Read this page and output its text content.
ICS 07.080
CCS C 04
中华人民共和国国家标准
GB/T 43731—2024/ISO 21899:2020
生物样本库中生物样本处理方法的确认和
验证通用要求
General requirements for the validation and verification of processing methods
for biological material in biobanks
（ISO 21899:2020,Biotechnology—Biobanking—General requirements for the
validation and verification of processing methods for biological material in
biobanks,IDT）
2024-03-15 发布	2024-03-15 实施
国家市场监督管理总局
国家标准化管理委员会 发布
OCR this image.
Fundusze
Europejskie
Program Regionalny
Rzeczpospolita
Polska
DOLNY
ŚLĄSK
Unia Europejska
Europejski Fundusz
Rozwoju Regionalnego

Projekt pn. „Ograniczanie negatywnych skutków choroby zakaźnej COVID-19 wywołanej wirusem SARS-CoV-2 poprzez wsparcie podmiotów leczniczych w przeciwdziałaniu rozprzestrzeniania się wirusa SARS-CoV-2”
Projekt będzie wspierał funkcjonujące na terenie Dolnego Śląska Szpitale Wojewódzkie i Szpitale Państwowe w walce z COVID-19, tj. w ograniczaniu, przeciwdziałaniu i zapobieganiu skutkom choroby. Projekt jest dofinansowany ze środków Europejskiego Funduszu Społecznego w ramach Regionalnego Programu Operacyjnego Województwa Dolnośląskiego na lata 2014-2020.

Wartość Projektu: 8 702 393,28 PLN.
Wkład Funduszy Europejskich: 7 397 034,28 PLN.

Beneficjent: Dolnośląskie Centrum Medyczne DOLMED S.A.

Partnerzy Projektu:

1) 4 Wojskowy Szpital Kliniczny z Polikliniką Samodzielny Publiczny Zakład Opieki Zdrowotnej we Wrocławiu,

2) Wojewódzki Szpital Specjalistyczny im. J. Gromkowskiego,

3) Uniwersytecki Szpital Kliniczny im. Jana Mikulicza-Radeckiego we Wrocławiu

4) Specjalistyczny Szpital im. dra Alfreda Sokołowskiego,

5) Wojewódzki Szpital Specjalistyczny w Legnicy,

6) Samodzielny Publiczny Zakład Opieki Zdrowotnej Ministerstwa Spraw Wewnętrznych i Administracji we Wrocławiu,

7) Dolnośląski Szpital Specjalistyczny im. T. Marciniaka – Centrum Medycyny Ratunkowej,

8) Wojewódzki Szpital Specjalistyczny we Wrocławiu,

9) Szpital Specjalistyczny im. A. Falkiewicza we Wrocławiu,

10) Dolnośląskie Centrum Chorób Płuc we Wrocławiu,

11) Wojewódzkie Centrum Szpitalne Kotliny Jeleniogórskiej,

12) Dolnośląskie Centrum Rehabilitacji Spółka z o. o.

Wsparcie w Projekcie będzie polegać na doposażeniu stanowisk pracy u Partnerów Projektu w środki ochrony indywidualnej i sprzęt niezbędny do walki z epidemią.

^^^^

Problem statement: Extract each entry in full, exactly as given.

Task result:
Read this page and output its text content.
ICS 07.080
CCS C 04
中华人民共和国国家标准
GB/T 43731—2024/ISO 21899:2020
生物样本库中生物样本处理方法的确认和
验证通用要求
General requirements for the validation and verification of processing methods
for biological material in biobanks
（ISO 21899:2020,Biotechnology—Biobanking—General requirements for the
validation and verification of processing methods for biological material in
biobanks,IDT）
2024-03-15 发布	2024-03-15 实施
国家市场监督管理总局
国家标准化管理委员会 发布
OCR this image.
Fundusze
Europejskie
Program Regionalny
Rzeczpospolita
Polska
DOLNY
ŚLĄSK
Unia Europejska
Europejski Fundusz
Rozwoju Regionalnego

Projekt pn. „Ograniczanie negatywnych skutków choroby zakaźnej COVID-19 wywołanej wirusem SARS-CoV-2 poprzez wsparcie podmiotów leczniczych w przeciwdziałaniu rozprzestrzeniania się wirusa SARS-CoV-2”
Projekt będzie wspierał funkcjonujące na terenie Dolnego Śląska Szpitale Wojewódzkie i Szpitale Państwowe w walce z COVID-19, tj. w ograniczaniu, przeciwdziałaniu i zapobieganiu skutkom choroby. Projekt jest dofinansowany ze środków Europejskiego Funduszu Społecznego w ramach Regionalnego Programu Operacyjnego Województwa Dolnośląskiego na lata 2014-2020.

Wartość Projektu: 8 702 393,28 PLN.
Wkład Funduszy Europejskich: 7 397 034,28 PLN.

Beneficjent: Dolnośląskie Centrum Medyczne DOLMED S.A.

Partnerzy Projektu:

1) 4 Wojskowy Szpital Kliniczny z Polikliniką Samodzielny Publiczny Zakład Opieki Zdrowotnej we Wrocławiu,

2) Wojewódzki Szpital Specjalistyczny im. J. Gromkowskiego,

3) Uniwersytecki Szpital Kliniczny im. Jana Mikulicza-Radeckiego we Wrocławiu

4) Specjalistyczny Szpital im. dra Alfreda Sokołowskiego,

5) Wojewódzki Szpital Specjalistyczny w Legnicy,

6) Samodzielny Publiczny Zakład Opieki Zdrowotnej Ministerstwa Spraw Wewnętrznych i Administracji we Wrocławiu,

7) Dolnośląski Szpital Specjalistyczny im. T. Marciniaka – Centrum Medycyny Ratunkowej,

8) Wojewódzki Szpital Specjalistyczny we Wrocławiu,

9) Szpital Specjalistyczny im. A. Falkiewicza we Wrocławiu,

10) Dolnośląskie Centrum Chorób Płuc we Wrocławiu,

11) Wojewódzkie Centrum Szpitalne Kotliny Jeleniogórskiej,

12) Dolnośląskie Centrum Rehabilitacji Spółka z o. o.

Wsparcie w Projekcie będzie polegać na doposażeniu stanowisk pracy u Partnerów Projektu w środki ochrony indywidualnej i sprzęt niezbędny do walki z epidemią.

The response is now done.